Figure data in JSON
((
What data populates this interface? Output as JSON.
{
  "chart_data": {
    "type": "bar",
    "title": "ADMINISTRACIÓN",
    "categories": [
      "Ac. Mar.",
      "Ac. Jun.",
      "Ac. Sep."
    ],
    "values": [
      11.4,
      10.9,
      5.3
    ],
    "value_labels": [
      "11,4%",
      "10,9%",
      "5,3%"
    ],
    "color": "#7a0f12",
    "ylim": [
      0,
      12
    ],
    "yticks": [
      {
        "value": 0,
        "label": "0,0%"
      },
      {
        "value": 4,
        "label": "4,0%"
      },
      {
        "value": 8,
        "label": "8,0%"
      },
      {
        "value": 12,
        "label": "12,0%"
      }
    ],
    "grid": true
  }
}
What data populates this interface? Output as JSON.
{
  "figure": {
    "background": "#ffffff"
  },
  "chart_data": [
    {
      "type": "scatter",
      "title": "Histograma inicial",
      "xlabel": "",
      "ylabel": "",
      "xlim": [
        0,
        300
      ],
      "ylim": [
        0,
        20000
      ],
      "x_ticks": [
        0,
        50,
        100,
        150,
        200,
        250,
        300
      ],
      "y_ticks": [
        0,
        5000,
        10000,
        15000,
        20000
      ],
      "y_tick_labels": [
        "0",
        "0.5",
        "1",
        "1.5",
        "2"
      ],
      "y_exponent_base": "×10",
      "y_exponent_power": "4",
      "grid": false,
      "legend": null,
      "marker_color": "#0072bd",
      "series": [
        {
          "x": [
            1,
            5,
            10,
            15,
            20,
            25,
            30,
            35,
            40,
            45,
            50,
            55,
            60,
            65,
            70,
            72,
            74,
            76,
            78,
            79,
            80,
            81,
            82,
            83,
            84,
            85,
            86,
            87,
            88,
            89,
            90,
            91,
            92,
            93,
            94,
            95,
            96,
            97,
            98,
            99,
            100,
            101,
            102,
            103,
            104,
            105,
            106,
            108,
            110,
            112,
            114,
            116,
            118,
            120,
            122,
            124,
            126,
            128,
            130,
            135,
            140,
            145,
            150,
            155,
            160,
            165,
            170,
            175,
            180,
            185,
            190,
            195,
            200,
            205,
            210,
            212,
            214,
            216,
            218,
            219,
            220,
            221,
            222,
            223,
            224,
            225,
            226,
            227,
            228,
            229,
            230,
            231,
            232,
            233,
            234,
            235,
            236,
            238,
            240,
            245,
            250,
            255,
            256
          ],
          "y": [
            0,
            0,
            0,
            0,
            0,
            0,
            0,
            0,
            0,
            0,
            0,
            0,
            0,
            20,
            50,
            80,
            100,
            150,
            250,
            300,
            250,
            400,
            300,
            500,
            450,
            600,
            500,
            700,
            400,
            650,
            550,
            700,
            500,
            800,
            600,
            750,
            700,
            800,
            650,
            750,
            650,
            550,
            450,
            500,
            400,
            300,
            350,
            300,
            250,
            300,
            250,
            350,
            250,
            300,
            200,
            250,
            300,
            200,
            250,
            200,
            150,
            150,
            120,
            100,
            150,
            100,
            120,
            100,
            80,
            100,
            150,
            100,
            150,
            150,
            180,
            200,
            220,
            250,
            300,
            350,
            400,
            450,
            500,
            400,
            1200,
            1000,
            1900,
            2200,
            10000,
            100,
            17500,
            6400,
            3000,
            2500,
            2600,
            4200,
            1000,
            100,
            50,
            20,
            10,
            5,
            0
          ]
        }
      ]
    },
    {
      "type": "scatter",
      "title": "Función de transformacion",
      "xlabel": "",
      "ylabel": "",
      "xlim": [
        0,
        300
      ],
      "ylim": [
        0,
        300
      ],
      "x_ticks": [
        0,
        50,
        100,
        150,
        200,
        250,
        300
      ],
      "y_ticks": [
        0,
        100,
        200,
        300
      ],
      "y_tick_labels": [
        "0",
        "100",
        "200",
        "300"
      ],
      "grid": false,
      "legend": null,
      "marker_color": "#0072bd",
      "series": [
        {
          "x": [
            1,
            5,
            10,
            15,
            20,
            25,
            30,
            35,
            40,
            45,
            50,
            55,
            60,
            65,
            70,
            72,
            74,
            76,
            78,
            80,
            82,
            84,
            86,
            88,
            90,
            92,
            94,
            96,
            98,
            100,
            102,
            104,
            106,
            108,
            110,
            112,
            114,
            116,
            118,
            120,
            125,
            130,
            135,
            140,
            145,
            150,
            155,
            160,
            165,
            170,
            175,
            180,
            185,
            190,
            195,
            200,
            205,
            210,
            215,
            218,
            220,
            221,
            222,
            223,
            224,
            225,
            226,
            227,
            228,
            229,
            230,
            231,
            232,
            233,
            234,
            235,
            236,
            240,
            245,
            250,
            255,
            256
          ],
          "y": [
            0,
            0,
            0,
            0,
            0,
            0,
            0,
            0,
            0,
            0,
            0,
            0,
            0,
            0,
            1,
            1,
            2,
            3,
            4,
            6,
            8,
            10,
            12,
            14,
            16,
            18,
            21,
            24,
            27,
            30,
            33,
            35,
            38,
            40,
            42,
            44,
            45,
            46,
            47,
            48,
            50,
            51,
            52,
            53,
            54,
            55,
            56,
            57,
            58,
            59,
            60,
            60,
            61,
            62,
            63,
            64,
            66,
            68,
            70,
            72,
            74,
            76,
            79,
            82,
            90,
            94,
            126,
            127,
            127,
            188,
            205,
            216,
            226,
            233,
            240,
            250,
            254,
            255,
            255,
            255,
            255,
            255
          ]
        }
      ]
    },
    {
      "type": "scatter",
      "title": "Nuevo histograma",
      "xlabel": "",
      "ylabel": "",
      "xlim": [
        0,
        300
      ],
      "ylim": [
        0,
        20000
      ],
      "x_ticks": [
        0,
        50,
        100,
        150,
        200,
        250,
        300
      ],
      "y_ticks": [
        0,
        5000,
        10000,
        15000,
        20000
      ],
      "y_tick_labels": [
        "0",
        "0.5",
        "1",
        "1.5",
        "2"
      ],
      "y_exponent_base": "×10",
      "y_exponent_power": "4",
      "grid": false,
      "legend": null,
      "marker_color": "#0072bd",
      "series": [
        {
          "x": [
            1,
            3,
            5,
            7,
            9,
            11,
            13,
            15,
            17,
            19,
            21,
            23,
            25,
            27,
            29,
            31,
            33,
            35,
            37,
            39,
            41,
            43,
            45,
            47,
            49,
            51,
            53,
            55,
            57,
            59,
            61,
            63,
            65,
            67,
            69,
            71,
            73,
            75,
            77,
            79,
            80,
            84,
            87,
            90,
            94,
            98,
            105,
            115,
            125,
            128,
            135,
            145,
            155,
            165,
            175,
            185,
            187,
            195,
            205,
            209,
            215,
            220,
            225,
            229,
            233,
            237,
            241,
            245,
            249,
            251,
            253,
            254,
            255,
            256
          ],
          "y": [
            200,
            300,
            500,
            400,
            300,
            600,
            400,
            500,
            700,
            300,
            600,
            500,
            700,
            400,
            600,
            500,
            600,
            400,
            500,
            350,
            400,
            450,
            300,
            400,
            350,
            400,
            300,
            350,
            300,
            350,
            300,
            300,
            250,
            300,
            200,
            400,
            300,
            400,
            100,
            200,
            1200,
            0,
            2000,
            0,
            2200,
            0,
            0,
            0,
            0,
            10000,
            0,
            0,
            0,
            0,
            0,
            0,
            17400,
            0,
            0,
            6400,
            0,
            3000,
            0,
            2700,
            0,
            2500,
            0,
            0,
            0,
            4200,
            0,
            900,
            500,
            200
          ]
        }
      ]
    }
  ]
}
))
DO THIS — Could you quote the material above in full, exactly as it stands?

RESPONSE BELOW —
What data populates this interface? Output as JSON.
{
  "chart_data": {
    "type": "bar",
    "title": "ADMINISTRACIÓN",
    "categories": [
      "Ac. Mar.",
      "Ac. Jun.",
      "Ac. Sep."
    ],
    "values": [
      11.4,
      10.9,
      5.3
    ],
    "value_labels": [
      "11,4%",
      "10,9%",
      "5,3%"
    ],
    "color": "#7a0f12",
    "ylim": [
      0,
      12
    ],
    "yticks": [
      {
        "value": 0,
        "label": "0,0%"
      },
      {
        "value": 4,
        "label": "4,0%"
      },
      {
        "value": 8,
        "label": "8,0%"
      },
      {
        "value": 12,
        "label": "12,0%"
      }
    ],
    "grid": true
  }
}
What data populates this interface? Output as JSON.
{
  "figure": {
    "background": "#ffffff"
  },
  "chart_data": [
    {
      "type": "scatter",
      "title": "Histograma inicial",
      "xlabel": "",
      "ylabel": "",
      "xlim": [
        0,
        300
      ],
      "ylim": [
        0,
        20000
      ],
      "x_ticks": [
        0,
        50,
        100,
        150,
        200,
        250,
        300
      ],
      "y_ticks": [
        0,
        5000,
        10000,
        15000,
        20000
      ],
      "y_tick_labels": [
        "0",
        "0.5",
        "1",
        "1.5",
        "2"
      ],
      "y_exponent_base": "×10",
      "y_exponent_power": "4",
      "grid": false,
      "legend": null,
      "marker_color": "#0072bd",
      "series": [
        {
          "x": [
            1,
            5,
            10,
            15,
            20,
            25,
            30,
            35,
            40,
            45,
            50,
            55,
            60,
            65,
            70,
            72,
            74,
            76,
            78,
            79,
            80,
            81,
            82,
            83,
            84,
            85,
            86,
            87,
            88,
            89,
            90,
            91,
            92,
            93,
            94,
            95,
            96,
            97,
            98,
            99,
            100,
            101,
            102,
            103,
            104,
            105,
            106,
            108,
            110,
            112,
            114,
            116,
            118,
            120,
            122,
            124,
            126,
            128,
            130,
            135,
            140,
            145,
            150,
            155,
            160,
            165,
            170,
            175,
            180,
            185,
            190,
            195,
            200,
            205,
            210,
            212,
            214,
            216,
            218,
            219,
            220,
            221,
            222,
            223,
            224,
            225,
            226,
            227,
            228,
            229,
            230,
            231,
            232,
            233,
            234,
            235,
            236,
            238,
            240,
            245,
            250,
            255,
            256
          ],
          "y": [
            0,
            0,
            0,
            0,
            0,
            0,
            0,
            0,
            0,
            0,
            0,
            0,
            0,
            20,
            50,
            80,
            100,
            150,
            250,
            300,
            250,
            400,
            300,
            500,
            450,
            600,
            500,
            700,
            400,
            650,
            550,
            700,
            500,
            800,
            600,
            750,
            700,
            800,
            650,
            750,
            650,
            550,
            450,
            500,
            400,
            300,
            350,
            300,
            250,
            300,
            250,
            350,
            250,
            300,
            200,
            250,
            300,
            200,
            250,
            200,
            150,
            150,
            120,
            100,
            150,
            100,
            120,
            100,
            80,
            100,
            150,
            100,
            150,
            150,
            180,
            200,
            220,
            250,
            300,
            350,
            400,
            450,
            500,
            400,
            1200,
            1000,
            1900,
            2200,
            10000,
            100,
            17500,
            6400,
            3000,
            2500,
            2600,
            4200,
            1000,
            100,
            50,
            20,
            10,
            5,
            0
          ]
        }
      ]
    },
    {
      "type": "scatter",
      "title": "Función de transformacion",
      "xlabel": "",
      "ylabel": "",
      "xlim": [
        0,
        300
      ],
      "ylim": [
        0,
        300
      ],
      "x_ticks": [
        0,
        50,
        100,
        150,
        200,
        250,
        300
      ],
      "y_ticks": [
        0,
        100,
        200,
        300
      ],
      "y_tick_labels": [
        "0",
        "100",
        "200",
        "300"
      ],
      "grid": false,
      "legend": null,
      "marker_color": "#0072bd",
      "series": [
        {
          "x": [
            1,
            5,
            10,
            15,
            20,
            25,
            30,
            35,
            40,
            45,
            50,
            55,
            60,
            65,
            70,
            72,
            74,
            76,
            78,
            80,
            82,
            84,
            86,
            88,
            90,
            92,
            94,
            96,
            98,
            100,
            102,
            104,
            106,
            108,
            110,
            112,
            114,
            116,
            118,
            120,
            125,
            130,
            135,
            140,
            145,
            150,
            155,
            160,
            165,
            170,
            175,
            180,
            185,
            190,
            195,
            200,
            205,
            210,
            215,
            218,
            220,
            221,
            222,
            223,
            224,
            225,
            226,
            227,
            228,
            229,
            230,
            231,
            232,
            233,
            234,
            235,
            236,
            240,
            245,
            250,
            255,
            256
          ],
          "y": [
            0,
            0,
            0,
            0,
            0,
            0,
            0,
            0,
            0,
            0,
            0,
            0,
            0,
            0,
            1,
            1,
            2,
            3,
            4,
            6,
            8,
            10,
            12,
            14,
            16,
            18,
            21,
            24,
            27,
            30,
            33,
            35,
            38,
            40,
            42,
            44,
            45,
            46,
            47,
            48,
            50,
            51,
            52,
            53,
            54,
            55,
            56,
            57,
            58,
            59,
            60,
            60,
            61,
            62,
            63,
            64,
            66,
            68,
            70,
            72,
            74,
            76,
            79,
            82,
            90,
            94,
            126,
            127,
            127,
            188,
            205,
            216,
            226,
            233,
            240,
            250,
            254,
            255,
            255,
            255,
            255,
            255
          ]
        }
      ]
    },
    {
      "type": "scatter",
      "title": "Nuevo histograma",
      "xlabel": "",
      "ylabel": "",
      "xlim": [
        0,
        300
      ],
      "ylim": [
        0,
        20000
      ],
      "x_ticks": [
        0,
        50,
        100,
        150,
        200,
        250,
        300
      ],
      "y_ticks": [
        0,
        5000,
        10000,
        15000,
        20000
      ],
      "y_tick_labels": [
        "0",
        "0.5",
        "1",
        "1.5",
        "2"
      ],
      "y_exponent_base": "×10",
      "y_exponent_power": "4",
      "grid": false,
      "legend": null,
      "marker_color": "#0072bd",
      "series": [
        {
          "x": [
            1,
            3,
            5,
            7,
            9,
            11,
            13,
            15,
            17,
            19,
            21,
            23,
            25,
            27,
            29,
            31,
            33,
            35,
            37,
            39,
            41,
            43,
            45,
            47,
            49,
            51,
            53,
            55,
            57,
            59,
            61,
            63,
            65,
            67,
            69,
            71,
            73,
            75,
            77,
            79,
            80,
            84,
            87,
            90,
            94,
            98,
            105,
            115,
            125,
            128,
            135,
            145,
            155,
            165,
            175,
            185,
            187,
            195,
            205,
            209,
            215,
            220,
            225,
            229,
            233,
            237,
            241,
            245,
            249,
            251,
            253,
            254,
            255,
            256
          ],
          "y": [
            200,
            300,
            500,
            400,
            300,
            600,
            400,
            500,
            700,
            300,
            600,
            500,
            700,
            400,
            600,
            500,
            600,
            400,
            500,
            350,
            400,
            450,
            300,
            400,
            350,
            400,
            300,
            350,
            300,
            350,
            300,
            300,
            250,
            300,
            200,
            400,
            300,
            400,
            100,
            200,
            1200,
            0,
            2000,
            0,
            2200,
            0,
            0,
            0,
            0,
            10000,
            0,
            0,
            0,
            0,
            0,
            0,
            17400,
            0,
            0,
            6400,
            0,
            3000,
            0,
            2700,
            0,
            2500,
            0,
            0,
            0,
            4200,
            0,
            900,
            500,
            200
          ]
        }
      ]
    }
  ]
}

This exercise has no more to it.